Print every line of the listing exactly, please.
•••
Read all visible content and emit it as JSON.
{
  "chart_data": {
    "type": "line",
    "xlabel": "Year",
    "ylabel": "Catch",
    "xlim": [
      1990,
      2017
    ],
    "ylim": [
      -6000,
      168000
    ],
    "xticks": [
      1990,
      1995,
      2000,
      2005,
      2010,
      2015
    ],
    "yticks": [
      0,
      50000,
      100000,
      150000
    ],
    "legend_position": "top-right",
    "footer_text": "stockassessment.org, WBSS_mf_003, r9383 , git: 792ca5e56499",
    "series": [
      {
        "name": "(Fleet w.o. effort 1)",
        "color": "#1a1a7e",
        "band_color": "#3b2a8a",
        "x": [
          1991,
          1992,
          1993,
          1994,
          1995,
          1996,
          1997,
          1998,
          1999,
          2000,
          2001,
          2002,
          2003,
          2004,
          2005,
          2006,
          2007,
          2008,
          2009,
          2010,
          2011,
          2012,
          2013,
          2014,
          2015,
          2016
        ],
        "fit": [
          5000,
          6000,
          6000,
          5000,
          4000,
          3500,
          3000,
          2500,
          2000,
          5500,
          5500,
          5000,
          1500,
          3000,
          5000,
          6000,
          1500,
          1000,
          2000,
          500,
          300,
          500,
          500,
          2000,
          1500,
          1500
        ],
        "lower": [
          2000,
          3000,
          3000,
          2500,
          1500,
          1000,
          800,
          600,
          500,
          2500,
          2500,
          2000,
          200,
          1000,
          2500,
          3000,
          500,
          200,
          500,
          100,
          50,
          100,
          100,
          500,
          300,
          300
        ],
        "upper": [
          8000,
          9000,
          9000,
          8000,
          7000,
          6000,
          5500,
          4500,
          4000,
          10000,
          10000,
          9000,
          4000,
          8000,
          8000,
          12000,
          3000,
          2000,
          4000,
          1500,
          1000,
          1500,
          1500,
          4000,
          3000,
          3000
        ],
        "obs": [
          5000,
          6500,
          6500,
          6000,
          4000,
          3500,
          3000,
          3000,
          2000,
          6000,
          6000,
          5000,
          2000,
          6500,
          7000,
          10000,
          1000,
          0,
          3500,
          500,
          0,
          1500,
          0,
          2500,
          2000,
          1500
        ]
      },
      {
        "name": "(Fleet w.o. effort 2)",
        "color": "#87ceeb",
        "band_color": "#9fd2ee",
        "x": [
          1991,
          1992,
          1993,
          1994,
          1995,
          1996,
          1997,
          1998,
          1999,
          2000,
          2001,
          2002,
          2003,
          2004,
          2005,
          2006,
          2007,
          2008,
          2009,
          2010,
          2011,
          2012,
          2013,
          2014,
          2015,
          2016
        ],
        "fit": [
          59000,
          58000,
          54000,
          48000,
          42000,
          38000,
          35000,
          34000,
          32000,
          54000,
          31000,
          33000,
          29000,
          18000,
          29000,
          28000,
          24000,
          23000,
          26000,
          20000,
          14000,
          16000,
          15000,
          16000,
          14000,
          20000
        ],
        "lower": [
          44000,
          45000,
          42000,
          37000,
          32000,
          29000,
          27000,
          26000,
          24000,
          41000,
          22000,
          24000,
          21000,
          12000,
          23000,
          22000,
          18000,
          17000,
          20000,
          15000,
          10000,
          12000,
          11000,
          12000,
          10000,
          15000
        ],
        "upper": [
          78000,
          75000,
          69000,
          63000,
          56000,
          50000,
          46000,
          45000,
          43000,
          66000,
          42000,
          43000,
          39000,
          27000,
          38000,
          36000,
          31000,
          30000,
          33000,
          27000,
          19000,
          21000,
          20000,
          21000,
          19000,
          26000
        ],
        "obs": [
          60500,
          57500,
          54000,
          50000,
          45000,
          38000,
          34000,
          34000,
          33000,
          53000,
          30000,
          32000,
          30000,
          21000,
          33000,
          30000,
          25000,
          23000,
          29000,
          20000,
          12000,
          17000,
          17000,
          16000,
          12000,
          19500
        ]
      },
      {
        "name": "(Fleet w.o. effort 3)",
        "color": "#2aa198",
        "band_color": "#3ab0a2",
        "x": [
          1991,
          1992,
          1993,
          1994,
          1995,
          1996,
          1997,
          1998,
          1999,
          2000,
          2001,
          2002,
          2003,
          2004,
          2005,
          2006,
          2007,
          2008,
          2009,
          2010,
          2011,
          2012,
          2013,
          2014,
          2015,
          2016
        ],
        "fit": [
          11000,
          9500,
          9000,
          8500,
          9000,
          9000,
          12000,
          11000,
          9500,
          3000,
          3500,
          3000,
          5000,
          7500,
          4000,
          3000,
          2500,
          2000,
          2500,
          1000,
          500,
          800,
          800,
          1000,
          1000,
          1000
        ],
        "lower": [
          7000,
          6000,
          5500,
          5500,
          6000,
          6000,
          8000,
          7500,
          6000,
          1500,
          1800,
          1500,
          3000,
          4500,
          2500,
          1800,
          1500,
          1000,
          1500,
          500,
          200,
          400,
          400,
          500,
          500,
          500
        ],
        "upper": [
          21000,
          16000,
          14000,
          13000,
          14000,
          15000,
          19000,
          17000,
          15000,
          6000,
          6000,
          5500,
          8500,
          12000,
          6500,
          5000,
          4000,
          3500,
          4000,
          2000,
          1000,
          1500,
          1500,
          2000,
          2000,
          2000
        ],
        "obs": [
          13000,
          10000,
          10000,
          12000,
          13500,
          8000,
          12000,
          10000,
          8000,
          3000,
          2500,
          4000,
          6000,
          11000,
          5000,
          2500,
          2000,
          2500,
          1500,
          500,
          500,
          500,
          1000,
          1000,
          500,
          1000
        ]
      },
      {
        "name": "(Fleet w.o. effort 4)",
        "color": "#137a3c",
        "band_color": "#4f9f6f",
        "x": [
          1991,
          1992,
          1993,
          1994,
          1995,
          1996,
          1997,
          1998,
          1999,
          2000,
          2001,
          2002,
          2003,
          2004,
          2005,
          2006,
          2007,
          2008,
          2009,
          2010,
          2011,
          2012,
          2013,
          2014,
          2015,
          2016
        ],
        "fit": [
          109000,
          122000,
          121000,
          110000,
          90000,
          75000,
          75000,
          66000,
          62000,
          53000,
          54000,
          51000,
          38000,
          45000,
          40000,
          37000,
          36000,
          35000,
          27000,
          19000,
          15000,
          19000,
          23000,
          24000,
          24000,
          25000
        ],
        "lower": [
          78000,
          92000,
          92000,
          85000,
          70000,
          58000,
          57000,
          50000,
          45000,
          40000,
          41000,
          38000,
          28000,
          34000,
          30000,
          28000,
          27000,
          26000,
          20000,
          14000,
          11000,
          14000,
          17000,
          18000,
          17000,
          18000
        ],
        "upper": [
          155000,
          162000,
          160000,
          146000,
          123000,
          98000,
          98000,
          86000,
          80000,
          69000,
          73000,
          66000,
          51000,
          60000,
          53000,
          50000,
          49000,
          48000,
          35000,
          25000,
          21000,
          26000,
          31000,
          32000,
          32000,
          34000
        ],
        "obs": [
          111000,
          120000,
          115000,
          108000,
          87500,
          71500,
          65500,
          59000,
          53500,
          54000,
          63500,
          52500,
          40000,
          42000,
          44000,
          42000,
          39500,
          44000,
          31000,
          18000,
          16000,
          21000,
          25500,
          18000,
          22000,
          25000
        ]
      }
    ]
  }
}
•••
== Solution for this exercise ==
Read all visible content and emit it as JSON.
{
  "chart_data": {
    "type": "line",
    "xlabel": "Year",
    "ylabel": "Catch",
    "xlim": [
      1990,
      2017
    ],
    "ylim": [
      -6000,
      168000
    ],
    "xticks": [
      1990,
      1995,
      2000,
      2005,
      2010,
      2015
    ],
    "yticks": [
      0,
      50000,
      100000,
      150000
    ],
    "legend_position": "top-right",
    "footer_text": "stockassessment.org, WBSS_mf_003, r9383 , git: 792ca5e56499",
    "series": [
      {
        "name": "(Fleet w.o. effort 1)",
        "color": "#1a1a7e",
        "band_color": "#3b2a8a",
        "x": [
          1991,
          1992,
          1993,
          1994,
          1995,
          1996,
          1997,
          1998,
          1999,
          2000,
          2001,
          2002,
          2003,
          2004,
          2005,
          2006,
          2007,
          2008,
          2009,
          2010,
          2011,
          2012,
          2013,
          2014,
          2015,
          2016
        ],
        "fit": [
          5000,
          6000,
          6000,
          5000,
          4000,
          3500,
          3000,
          2500,
          2000,
          5500,
          5500,
          5000,
          1500,
          3000,
          5000,
          6000,
          1500,
          1000,
          2000,
          500,
          300,
          500,
          500,
          2000,
          1500,
          1500
        ],
        "lower": [
          2000,
          3000,
          3000,
          2500,
          1500,
          1000,
          800,
          600,
          500,
          2500,
          2500,
          2000,
          200,
          1000,
          2500,
          3000,
          500,
          200,
          500,
          100,
          50,
          100,
          100,
          500,
          300,
          300
        ],
        "upper": [
          8000,
          9000,
          9000,
          8000,
          7000,
          6000,
          5500,
          4500,
          4000,
          10000,
          10000,
          9000,
          4000,
          8000,
          8000,
          12000,
          3000,
          2000,
          4000,
          1500,
          1000,
          1500,
          1500,
          4000,
          3000,
          3000
        ],
        "obs": [
          5000,
          6500,
          6500,
          6000,
          4000,
          3500,
          3000,
          3000,
          2000,
          6000,
          6000,
          5000,
          2000,
          6500,
          7000,
          10000,
          1000,
          0,
          3500,
          500,
          0,
          1500,
          0,
          2500,
          2000,
          1500
        ]
      },
      {
        "name": "(Fleet w.o. effort 2)",
        "color": "#87ceeb",
        "band_color": "#9fd2ee",
        "x": [
          1991,
          1992,
          1993,
          1994,
          1995,
          1996,
          1997,
          1998,
          1999,
          2000,
          2001,
          2002,
          2003,
          2004,
          2005,
          2006,
          2007,
          2008,
          2009,
          2010,
          2011,
          2012,
          2013,
          2014,
          2015,
          2016
        ],
        "fit": [
          59000,
          58000,
          54000,
          48000,
          42000,
          38000,
          35000,
          34000,
          32000,
          54000,
          31000,
          33000,
          29000,
          18000,
          29000,
          28000,
          24000,
          23000,
          26000,
          20000,
          14000,
          16000,
          15000,
          16000,
          14000,
          20000
        ],
        "lower": [
          44000,
          45000,
          42000,
          37000,
          32000,
          29000,
          27000,
          26000,
          24000,
          41000,
          22000,
          24000,
          21000,
          12000,
          23000,
          22000,
          18000,
          17000,
          20000,
          15000,
          10000,
          12000,
          11000,
          12000,
          10000,
          15000
        ],
        "upper": [
          78000,
          75000,
          69000,
          63000,
          56000,
          50000,
          46000,
          45000,
          43000,
          66000,
          42000,
          43000,
          39000,
          27000,
          38000,
          36000,
          31000,
          30000,
          33000,
          27000,
          19000,
          21000,
          20000,
          21000,
          19000,
          26000
        ],
        "obs": [
          60500,
          57500,
          54000,
          50000,
          45000,
          38000,
          34000,
          34000,
          33000,
          53000,
          30000,
          32000,
          30000,
          21000,
          33000,
          30000,
          25000,
          23000,
          29000,
          20000,
          12000,
          17000,
          17000,
          16000,
          12000,
          19500
        ]
      },
      {
        "name": "(Fleet w.o. effort 3)",
        "color": "#2aa198",
        "band_color": "#3ab0a2",
        "x": [
          1991,
          1992,
          1993,
          1994,
          1995,
          1996,
          1997,
          1998,
          1999,
          2000,
          2001,
          2002,
          2003,
          2004,
          2005,
          2006,
          2007,
          2008,
          2009,
          2010,
          2011,
          2012,
          2013,
          2014,
          2015,
          2016
        ],
        "fit": [
          11000,
          9500,
          9000,
          8500,
          9000,
          9000,
          12000,
          11000,
          9500,
          3000,
          3500,
          3000,
          5000,
          7500,
          4000,
          3000,
          2500,
          2000,
          2500,
          1000,
          500,
          800,
          800,
          1000,
          1000,
          1000
        ],
        "lower": [
          7000,
          6000,
          5500,
          5500,
          6000,
          6000,
          8000,
          7500,
          6000,
          1500,
          1800,
          1500,
          3000,
          4500,
          2500,
          1800,
          1500,
          1000,
          1500,
          500,
          200,
          400,
          400,
          500,
          500,
          500
        ],
        "upper": [
          21000,
          16000,
          14000,
          13000,
          14000,
          15000,
          19000,
          17000,
          15000,
          6000,
          6000,
          5500,
          8500,
          12000,
          6500,
          5000,
          4000,
          3500,
          4000,
          2000,
          1000,
          1500,
          1500,
          2000,
          2000,
          2000
        ],
        "obs": [
          13000,
          10000,
          10000,
          12000,
          13500,
          8000,
          12000,
          10000,
          8000,
          3000,
          2500,
          4000,
          6000,
          11000,
          5000,
          2500,
          2000,
          2500,
          1500,
          500,
          500,
          500,
          1000,
          1000,
          500,
          1000
        ]
      },
      {
        "name": "(Fleet w.o. effort 4)",
        "color": "#137a3c",
        "band_color": "#4f9f6f",
        "x": [
          1991,
          1992,
          1993,
          1994,
          1995,
          1996,
          1997,
          1998,
          1999,
          2000,
          2001,
          2002,
          2003,
          2004,
          2005,
          2006,
          2007,
          2008,
          2009,
          2010,
          2011,
          2012,
          2013,
          2014,
          2015,
          2016
        ],
        "fit": [
          109000,
          122000,
          121000,
          110000,
          90000,
          75000,
          75000,
          66000,
          62000,
          53000,
          54000,
          51000,
          38000,
          45000,
          40000,
          37000,
          36000,
          35000,
          27000,
          19000,
          15000,
          19000,
          23000,
          24000,
          24000,
          25000
        ],
        "lower": [
          78000,
          92000,
          92000,
          85000,
          70000,
          58000,
          57000,
          50000,
          45000,
          40000,
          41000,
          38000,
          28000,
          34000,
          30000,
          28000,
          27000,
          26000,
          20000,
          14000,
          11000,
          14000,
          17000,
          18000,
          17000,
          18000
        ],
        "upper": [
          155000,
          162000,
          160000,
          146000,
          123000,
          98000,
          98000,
          86000,
          80000,
          69000,
          73000,
          66000,
          51000,
          60000,
          53000,
          50000,
          49000,
          48000,
          35000,
          25000,
          21000,
          26000,
          31000,
          32000,
          32000,
          34000
        ],
        "obs": [
          111000,
          120000,
          115000,
          108000,
          87500,
          71500,
          65500,
          59000,
          53500,
          54000,
          63500,
          52500,
          40000,
          42000,
          44000,
          42000,
          39500,
          44000,
          31000,
          18000,
          16000,
          21000,
          25500,
          18000,
          22000,
          25000
        ]
      }
    ]
  }
}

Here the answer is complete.